Directions:
Only an exact repetition of every entry counts as the answer.

Material to process:
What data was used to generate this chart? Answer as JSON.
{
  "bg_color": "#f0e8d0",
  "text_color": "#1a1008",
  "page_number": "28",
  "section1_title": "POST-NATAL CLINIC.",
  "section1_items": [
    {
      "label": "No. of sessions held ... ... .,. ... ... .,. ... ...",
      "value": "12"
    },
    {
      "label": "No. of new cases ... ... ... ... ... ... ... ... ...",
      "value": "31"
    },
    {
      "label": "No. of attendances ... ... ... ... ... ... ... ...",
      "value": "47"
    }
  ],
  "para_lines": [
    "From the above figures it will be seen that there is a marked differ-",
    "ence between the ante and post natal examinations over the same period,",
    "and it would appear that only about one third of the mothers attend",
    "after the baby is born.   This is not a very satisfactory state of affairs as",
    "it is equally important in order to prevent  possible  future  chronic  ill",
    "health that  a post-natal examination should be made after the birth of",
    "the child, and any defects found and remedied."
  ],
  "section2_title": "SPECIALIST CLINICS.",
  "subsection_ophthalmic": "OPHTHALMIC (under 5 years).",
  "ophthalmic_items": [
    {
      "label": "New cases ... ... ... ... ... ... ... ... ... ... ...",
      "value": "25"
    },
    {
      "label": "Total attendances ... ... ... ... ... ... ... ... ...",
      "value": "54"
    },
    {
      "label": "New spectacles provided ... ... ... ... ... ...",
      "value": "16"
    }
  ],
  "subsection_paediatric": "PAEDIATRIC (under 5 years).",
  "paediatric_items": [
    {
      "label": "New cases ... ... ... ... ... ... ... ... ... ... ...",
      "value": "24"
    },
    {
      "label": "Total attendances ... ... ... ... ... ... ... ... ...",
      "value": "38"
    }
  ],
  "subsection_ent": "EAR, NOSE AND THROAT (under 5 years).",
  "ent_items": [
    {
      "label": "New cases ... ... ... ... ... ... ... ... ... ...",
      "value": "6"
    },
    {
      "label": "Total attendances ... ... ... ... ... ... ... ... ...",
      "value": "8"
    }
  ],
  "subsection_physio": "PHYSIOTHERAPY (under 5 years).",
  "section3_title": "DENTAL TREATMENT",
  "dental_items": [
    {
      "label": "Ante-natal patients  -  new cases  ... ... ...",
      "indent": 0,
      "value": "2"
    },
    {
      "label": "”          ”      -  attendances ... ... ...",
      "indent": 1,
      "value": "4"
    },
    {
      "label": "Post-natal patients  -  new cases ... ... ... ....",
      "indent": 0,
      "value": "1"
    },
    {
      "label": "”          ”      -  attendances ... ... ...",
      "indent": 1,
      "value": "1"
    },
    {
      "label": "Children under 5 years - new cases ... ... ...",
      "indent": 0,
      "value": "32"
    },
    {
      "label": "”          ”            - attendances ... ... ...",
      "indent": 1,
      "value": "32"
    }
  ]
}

Written response:
What data was used to generate this chart? Answer as JSON.
{
  "bg_color": "#f0e8d0",
  "text_color": "#1a1008",
  "page_number": "28",
  "section1_title": "POST-NATAL CLINIC.",
  "section1_items": [
    {
      "label": "No. of sessions held ... ... .,. ... ... .,. ... ...",
      "value": "12"
    },
    {
      "label": "No. of new cases ... ... ... ... ... ... ... ... ...",
      "value": "31"
    },
    {
      "label": "No. of attendances ... ... ... ... ... ... ... ...",
      "value": "47"
    }
  ],
  "para_lines": [
    "From the above figures it will be seen that there is a marked differ-",
    "ence between the ante and post natal examinations over the same period,",
    "and it would appear that only about one third of the mothers attend",
    "after the baby is born.   This is not a very satisfactory state of affairs as",
    "it is equally important in order to prevent  possible  future  chronic  ill",
    "health that  a post-natal examination should be made after the birth of",
    "the child, and any defects found and remedied."
  ],
  "section2_title": "SPECIALIST CLINICS.",
  "subsection_ophthalmic": "OPHTHALMIC (under 5 years).",
  "ophthalmic_items": [
    {
      "label": "New cases ... ... ... ... ... ... ... ... ... ... ...",
      "value": "25"
    },
    {
      "label": "Total attendances ... ... ... ... ... ... ... ... ...",
      "value": "54"
    },
    {
      "label": "New spectacles provided ... ... ... ... ... ...",
      "value": "16"
    }
  ],
  "subsection_paediatric": "PAEDIATRIC (under 5 years).",
  "paediatric_items": [
    {
      "label": "New cases ... ... ... ... ... ... ... ... ... ... ...",
      "value": "24"
    },
    {
      "label": "Total attendances ... ... ... ... ... ... ... ... ...",
      "value": "38"
    }
  ],
  "subsection_ent": "EAR, NOSE AND THROAT (under 5 years).",
  "ent_items": [
    {
      "label": "New cases ... ... ... ... ... ... ... ... ... ...",
      "value": "6"
    },
    {
      "label": "Total attendances ... ... ... ... ... ... ... ... ...",
      "value": "8"
    }
  ],
  "subsection_physio": "PHYSIOTHERAPY (under 5 years).",
  "section3_title": "DENTAL TREATMENT",
  "dental_items": [
    {
      "label": "Ante-natal patients  -  new cases  ... ... ...",
      "indent": 0,
      "value": "2"
    },
    {
      "label": "”          ”      -  attendances ... ... ...",
      "indent": 1,
      "value": "4"
    },
    {
      "label": "Post-natal patients  -  new cases ... ... ... ....",
      "indent": 0,
      "value": "1"
    },
    {
      "label": "”          ”      -  attendances ... ... ...",
      "indent": 1,
      "value": "1"
    },
    {
      "label": "Children under 5 years - new cases ... ... ...",
      "indent": 0,
      "value": "32"
    },
    {
      "label": "”          ”            - attendances ... ... ...",
      "indent": 1,
      "value": "32"
    }
  ]
}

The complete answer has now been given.